» TASK PROMPT: Transcribe the material exactly. Images do not belong in the copy.

start RECORD EXTRACTS

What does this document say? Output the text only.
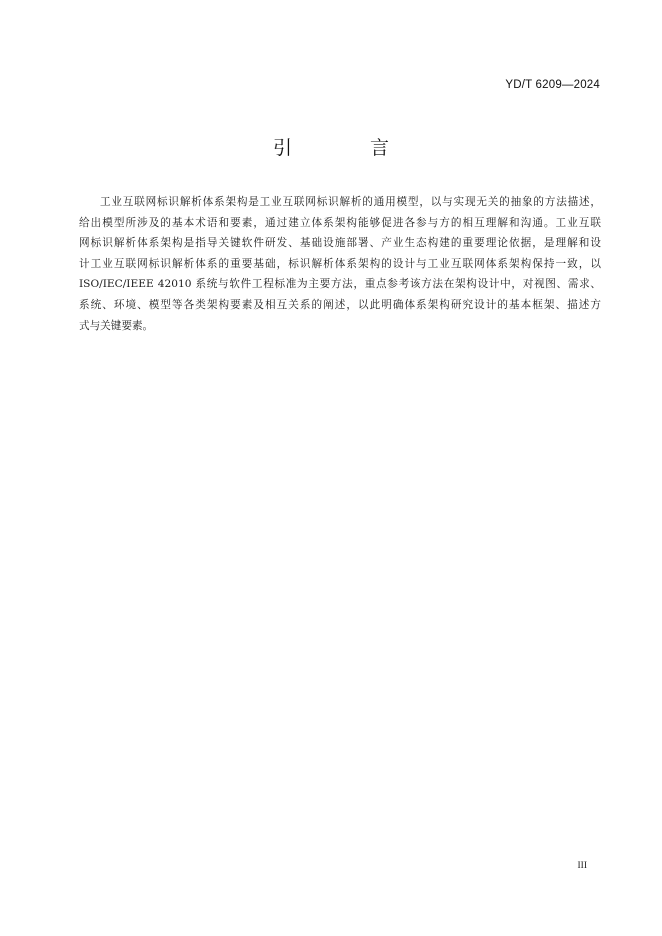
YD/T 6209—2024
引 言
工业互联网标识解析体系架构是工业互联网标识解析的通用模型，以与实现无关的抽象的方法描述，
给出模型所涉及的基本术语和要素，通过建立体系架构能够促进各参与方的相互理解和沟通。工业互联
网标识解析体系架构是指导关键软件研发、基础设施部署、产业生态构建的重要理论依据，是理解和设
计工业互联网标识解析体系的重要基础，标识解析体系架构的设计与工业互联网体系架构保持一致，以
ISO/IEC/IEEE 42010 系统与软件工程标准为主要方法，重点参考该方法在架构设计中，对视图、需求、
系统、环境、模型等各类架构要素及相互关系的阐述，以此明确体系架构研究设计的基本框架、描述方
式与关键要素。
III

end RECORD EXTRACTS

» RIGHT ANSWER:
What does this document say? Output the text only.
YD/T 6209—2024
引 言
工业互联网标识解析体系架构是工业互联网标识解析的通用模型，以与实现无关的抽象的方法描述，
给出模型所涉及的基本术语和要素，通过建立体系架构能够促进各参与方的相互理解和沟通。工业互联
网标识解析体系架构是指导关键软件研发、基础设施部署、产业生态构建的重要理论依据，是理解和设
计工业互联网标识解析体系的重要基础，标识解析体系架构的设计与工业互联网体系架构保持一致，以
ISO/IEC/IEEE 42010 系统与软件工程标准为主要方法，重点参考该方法在架构设计中，对视图、需求、
系统、环境、模型等各类架构要素及相互关系的阐述，以此明确体系架构研究设计的基本框架、描述方
式与关键要素。
III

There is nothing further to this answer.